(Figure content listings):

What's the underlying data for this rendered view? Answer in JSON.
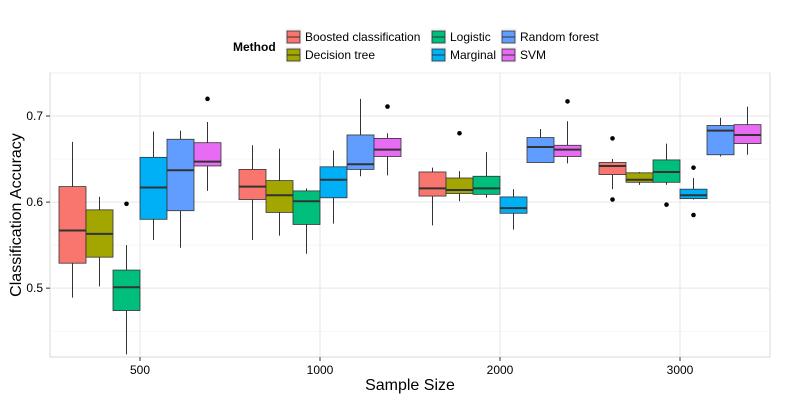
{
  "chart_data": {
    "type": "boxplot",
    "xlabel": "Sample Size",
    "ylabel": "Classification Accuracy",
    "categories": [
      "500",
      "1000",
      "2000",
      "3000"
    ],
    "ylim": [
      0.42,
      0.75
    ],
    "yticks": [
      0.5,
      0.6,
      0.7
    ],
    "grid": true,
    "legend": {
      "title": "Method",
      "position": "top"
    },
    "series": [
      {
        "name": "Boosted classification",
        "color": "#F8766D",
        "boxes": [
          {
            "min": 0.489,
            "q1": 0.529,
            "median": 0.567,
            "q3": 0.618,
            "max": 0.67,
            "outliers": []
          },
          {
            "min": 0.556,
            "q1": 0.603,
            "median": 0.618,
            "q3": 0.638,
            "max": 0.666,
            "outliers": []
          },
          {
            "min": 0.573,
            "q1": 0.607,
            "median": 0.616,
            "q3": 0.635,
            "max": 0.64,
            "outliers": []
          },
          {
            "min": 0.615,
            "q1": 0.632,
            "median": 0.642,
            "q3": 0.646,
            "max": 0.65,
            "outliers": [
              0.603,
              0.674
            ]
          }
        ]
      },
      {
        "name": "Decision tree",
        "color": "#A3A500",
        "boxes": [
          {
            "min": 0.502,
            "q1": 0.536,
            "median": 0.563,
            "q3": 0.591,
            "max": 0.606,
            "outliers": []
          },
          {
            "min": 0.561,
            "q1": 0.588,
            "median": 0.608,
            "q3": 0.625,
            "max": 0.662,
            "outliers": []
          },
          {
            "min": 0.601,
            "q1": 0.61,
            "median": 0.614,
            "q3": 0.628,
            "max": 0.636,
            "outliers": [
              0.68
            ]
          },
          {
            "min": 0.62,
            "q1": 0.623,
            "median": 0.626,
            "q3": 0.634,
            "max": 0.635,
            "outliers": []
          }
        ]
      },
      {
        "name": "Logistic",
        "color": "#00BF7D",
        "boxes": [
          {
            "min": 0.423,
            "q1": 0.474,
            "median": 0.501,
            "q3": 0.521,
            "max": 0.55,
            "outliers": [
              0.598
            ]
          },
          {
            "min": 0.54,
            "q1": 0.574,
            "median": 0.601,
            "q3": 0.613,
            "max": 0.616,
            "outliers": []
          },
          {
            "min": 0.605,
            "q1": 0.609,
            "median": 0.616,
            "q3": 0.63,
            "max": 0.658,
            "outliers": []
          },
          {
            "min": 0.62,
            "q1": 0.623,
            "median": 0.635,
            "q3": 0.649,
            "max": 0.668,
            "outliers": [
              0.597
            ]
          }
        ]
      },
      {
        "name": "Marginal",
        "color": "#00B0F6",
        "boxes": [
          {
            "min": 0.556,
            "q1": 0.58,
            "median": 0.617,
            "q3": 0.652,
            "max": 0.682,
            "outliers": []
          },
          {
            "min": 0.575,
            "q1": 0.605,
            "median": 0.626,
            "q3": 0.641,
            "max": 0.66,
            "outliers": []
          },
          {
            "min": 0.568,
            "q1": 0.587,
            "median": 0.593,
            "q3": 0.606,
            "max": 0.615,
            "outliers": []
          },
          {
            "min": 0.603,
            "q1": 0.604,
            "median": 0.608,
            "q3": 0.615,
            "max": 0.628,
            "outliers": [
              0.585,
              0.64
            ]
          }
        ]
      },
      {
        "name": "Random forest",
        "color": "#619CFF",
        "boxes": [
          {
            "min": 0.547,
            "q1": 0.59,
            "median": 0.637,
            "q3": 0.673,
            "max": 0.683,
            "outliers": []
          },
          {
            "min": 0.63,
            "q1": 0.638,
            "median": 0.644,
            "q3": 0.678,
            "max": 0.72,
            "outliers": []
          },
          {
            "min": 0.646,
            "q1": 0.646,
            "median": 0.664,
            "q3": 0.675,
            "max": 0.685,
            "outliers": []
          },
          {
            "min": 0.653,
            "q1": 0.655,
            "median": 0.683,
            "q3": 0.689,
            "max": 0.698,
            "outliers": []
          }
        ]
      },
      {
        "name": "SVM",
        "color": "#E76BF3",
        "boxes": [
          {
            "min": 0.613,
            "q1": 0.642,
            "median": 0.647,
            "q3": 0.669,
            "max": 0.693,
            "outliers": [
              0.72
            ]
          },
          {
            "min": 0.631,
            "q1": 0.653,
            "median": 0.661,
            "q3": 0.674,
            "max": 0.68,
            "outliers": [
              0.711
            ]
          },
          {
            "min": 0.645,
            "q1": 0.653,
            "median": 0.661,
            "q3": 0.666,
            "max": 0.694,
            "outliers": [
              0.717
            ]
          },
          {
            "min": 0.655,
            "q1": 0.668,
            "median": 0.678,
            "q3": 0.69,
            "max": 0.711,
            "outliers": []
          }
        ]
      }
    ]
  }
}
* * *
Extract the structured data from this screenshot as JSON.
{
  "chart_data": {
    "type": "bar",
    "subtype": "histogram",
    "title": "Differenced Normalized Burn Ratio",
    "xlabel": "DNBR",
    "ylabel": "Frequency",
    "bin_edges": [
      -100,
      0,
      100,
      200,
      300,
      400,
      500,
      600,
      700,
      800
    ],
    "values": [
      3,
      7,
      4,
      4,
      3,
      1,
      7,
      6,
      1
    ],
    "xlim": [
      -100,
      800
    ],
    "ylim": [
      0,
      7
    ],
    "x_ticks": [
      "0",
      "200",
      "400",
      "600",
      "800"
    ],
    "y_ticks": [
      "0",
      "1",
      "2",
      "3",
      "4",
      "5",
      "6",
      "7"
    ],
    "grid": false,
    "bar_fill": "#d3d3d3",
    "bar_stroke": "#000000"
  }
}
* * *
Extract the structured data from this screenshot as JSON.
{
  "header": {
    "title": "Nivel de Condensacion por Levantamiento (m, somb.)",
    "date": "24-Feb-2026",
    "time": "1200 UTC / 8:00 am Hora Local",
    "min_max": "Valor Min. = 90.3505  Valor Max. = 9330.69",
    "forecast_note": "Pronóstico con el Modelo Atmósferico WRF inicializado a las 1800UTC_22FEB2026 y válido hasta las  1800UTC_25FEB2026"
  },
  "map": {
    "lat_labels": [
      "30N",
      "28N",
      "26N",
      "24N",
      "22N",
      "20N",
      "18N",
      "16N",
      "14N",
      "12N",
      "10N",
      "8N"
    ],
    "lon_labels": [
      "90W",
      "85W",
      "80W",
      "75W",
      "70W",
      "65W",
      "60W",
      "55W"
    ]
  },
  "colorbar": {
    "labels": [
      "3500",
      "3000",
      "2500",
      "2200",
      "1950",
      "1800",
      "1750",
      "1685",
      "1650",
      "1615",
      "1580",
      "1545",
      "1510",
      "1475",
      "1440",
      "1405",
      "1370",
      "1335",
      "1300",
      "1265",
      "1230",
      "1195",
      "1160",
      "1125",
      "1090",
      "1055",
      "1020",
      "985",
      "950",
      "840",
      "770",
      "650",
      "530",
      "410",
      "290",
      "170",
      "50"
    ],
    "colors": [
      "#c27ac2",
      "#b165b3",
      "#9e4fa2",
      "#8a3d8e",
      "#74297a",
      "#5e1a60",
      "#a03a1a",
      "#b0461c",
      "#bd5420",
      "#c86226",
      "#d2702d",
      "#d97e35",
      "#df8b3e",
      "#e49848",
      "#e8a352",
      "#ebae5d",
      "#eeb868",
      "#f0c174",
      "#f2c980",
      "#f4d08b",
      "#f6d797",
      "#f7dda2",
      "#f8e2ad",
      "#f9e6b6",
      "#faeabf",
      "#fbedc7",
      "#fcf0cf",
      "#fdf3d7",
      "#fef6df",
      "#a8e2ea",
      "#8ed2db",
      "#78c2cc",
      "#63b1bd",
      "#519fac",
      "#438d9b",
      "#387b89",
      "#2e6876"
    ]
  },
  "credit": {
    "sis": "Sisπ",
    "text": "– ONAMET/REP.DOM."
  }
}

(Exercise task):
Filter the entries and copy out every line with the word "ylabel".

(Result of the exercise):
    "ylabel": "Classification Accuracy",
    "ylabel": "Frequency",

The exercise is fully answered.